Consigne: Recopiez ces lignes à l'identique, pour l'ensemble des entrées.

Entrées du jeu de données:
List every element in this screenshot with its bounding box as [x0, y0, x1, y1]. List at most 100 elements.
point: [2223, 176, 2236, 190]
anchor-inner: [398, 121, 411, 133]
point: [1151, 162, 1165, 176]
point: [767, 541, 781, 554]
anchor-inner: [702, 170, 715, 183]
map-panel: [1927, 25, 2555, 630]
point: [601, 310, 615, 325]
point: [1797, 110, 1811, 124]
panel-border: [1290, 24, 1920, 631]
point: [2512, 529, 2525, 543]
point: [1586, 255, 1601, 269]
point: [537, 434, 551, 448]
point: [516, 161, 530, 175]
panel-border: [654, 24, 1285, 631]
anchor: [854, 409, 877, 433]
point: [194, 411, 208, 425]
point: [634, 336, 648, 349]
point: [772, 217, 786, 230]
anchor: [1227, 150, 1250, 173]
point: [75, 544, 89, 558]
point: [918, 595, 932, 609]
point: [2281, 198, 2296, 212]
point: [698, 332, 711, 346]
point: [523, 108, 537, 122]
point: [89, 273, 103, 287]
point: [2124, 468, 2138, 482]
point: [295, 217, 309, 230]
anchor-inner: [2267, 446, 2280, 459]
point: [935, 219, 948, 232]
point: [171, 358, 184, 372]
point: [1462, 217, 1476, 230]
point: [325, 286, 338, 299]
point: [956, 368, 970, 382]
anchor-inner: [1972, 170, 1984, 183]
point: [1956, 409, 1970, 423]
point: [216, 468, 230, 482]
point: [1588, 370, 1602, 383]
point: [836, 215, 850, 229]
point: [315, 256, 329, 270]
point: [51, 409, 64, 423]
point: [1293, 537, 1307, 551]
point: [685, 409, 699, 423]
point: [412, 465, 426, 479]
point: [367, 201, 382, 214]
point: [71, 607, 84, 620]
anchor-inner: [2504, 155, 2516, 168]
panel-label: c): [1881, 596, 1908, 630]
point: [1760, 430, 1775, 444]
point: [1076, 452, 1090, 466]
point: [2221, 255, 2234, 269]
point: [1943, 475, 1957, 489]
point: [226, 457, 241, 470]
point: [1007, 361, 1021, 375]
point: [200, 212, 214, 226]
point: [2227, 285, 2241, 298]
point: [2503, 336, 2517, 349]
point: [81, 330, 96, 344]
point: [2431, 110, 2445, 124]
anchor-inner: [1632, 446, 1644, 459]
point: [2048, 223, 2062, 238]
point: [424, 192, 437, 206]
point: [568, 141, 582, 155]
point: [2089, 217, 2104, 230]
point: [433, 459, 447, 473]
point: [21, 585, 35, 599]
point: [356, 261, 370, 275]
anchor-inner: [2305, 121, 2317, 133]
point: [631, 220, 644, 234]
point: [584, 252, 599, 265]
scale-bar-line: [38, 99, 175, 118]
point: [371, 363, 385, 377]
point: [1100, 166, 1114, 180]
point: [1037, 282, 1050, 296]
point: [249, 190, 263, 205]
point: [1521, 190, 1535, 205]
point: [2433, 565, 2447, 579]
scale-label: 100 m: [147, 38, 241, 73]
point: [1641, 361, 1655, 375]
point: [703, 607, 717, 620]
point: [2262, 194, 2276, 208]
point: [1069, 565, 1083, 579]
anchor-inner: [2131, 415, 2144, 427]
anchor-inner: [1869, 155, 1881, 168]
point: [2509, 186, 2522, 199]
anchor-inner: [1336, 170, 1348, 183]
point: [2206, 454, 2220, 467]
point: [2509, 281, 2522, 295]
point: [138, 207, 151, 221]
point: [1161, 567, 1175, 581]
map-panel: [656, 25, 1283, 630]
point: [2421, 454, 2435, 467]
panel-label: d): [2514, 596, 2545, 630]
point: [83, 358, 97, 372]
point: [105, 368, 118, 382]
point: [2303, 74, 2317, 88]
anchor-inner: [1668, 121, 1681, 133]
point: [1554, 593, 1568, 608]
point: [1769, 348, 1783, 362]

Réponse attendue:
List every element in this screenshot with its bounding box as [x0, y0, x1, y1]. List at most 100 elements.
point: [2223, 176, 2236, 190]
anchor-inner: [398, 121, 411, 133]
point: [1151, 162, 1165, 176]
point: [767, 541, 781, 554]
anchor-inner: [702, 170, 715, 183]
map-panel: [1927, 25, 2555, 630]
point: [601, 310, 615, 325]
point: [1797, 110, 1811, 124]
panel-border: [1290, 24, 1920, 631]
point: [2512, 529, 2525, 543]
point: [1586, 255, 1601, 269]
point: [537, 434, 551, 448]
point: [516, 161, 530, 175]
panel-border: [654, 24, 1285, 631]
anchor: [854, 409, 877, 433]
point: [194, 411, 208, 425]
point: [634, 336, 648, 349]
point: [772, 217, 786, 230]
anchor: [1227, 150, 1250, 173]
point: [75, 544, 89, 558]
point: [918, 595, 932, 609]
point: [2281, 198, 2296, 212]
point: [698, 332, 711, 346]
point: [523, 108, 537, 122]
point: [89, 273, 103, 287]
point: [2124, 468, 2138, 482]
point: [295, 217, 309, 230]
anchor-inner: [2267, 446, 2280, 459]
point: [935, 219, 948, 232]
point: [171, 358, 184, 372]
point: [1462, 217, 1476, 230]
point: [325, 286, 338, 299]
point: [956, 368, 970, 382]
anchor-inner: [1972, 170, 1984, 183]
point: [1956, 409, 1970, 423]
point: [216, 468, 230, 482]
point: [1588, 370, 1602, 383]
point: [836, 215, 850, 229]
point: [315, 256, 329, 270]
point: [51, 409, 64, 423]
point: [1293, 537, 1307, 551]
point: [685, 409, 699, 423]
point: [412, 465, 426, 479]
point: [367, 201, 382, 214]
point: [71, 607, 84, 620]
anchor-inner: [2504, 155, 2516, 168]
panel-label: c): [1881, 596, 1908, 630]
point: [1760, 430, 1775, 444]
point: [1076, 452, 1090, 466]
point: [2221, 255, 2234, 269]
point: [1943, 475, 1957, 489]
point: [226, 457, 241, 470]
point: [1007, 361, 1021, 375]
point: [200, 212, 214, 226]
point: [2227, 285, 2241, 298]
point: [2503, 336, 2517, 349]
point: [81, 330, 96, 344]
point: [2431, 110, 2445, 124]
anchor-inner: [1632, 446, 1644, 459]
point: [2048, 223, 2062, 238]
point: [424, 192, 437, 206]
point: [568, 141, 582, 155]
point: [2089, 217, 2104, 230]
point: [433, 459, 447, 473]
point: [21, 585, 35, 599]
point: [356, 261, 370, 275]
anchor-inner: [2305, 121, 2317, 133]
point: [631, 220, 644, 234]
point: [584, 252, 599, 265]
scale-bar-line: [38, 99, 175, 118]
point: [371, 363, 385, 377]
point: [1100, 166, 1114, 180]
point: [1037, 282, 1050, 296]
point: [249, 190, 263, 205]
point: [1521, 190, 1535, 205]
point: [2433, 565, 2447, 579]
scale-label: 100 m: [147, 38, 241, 73]
point: [1641, 361, 1655, 375]
point: [703, 607, 717, 620]
point: [2262, 194, 2276, 208]
point: [1069, 565, 1083, 579]
anchor-inner: [2131, 415, 2144, 427]
anchor-inner: [1869, 155, 1881, 168]
point: [2509, 186, 2522, 199]
anchor-inner: [1336, 170, 1348, 183]
point: [2206, 454, 2220, 467]
point: [2509, 281, 2522, 295]
point: [138, 207, 151, 221]
point: [1161, 567, 1175, 581]
map-panel: [656, 25, 1283, 630]
point: [2421, 454, 2435, 467]
panel-label: d): [2514, 596, 2545, 630]
point: [83, 358, 97, 372]
point: [105, 368, 118, 382]
point: [2303, 74, 2317, 88]
anchor-inner: [1668, 121, 1681, 133]
point: [1554, 593, 1568, 608]
point: [1769, 348, 1783, 362]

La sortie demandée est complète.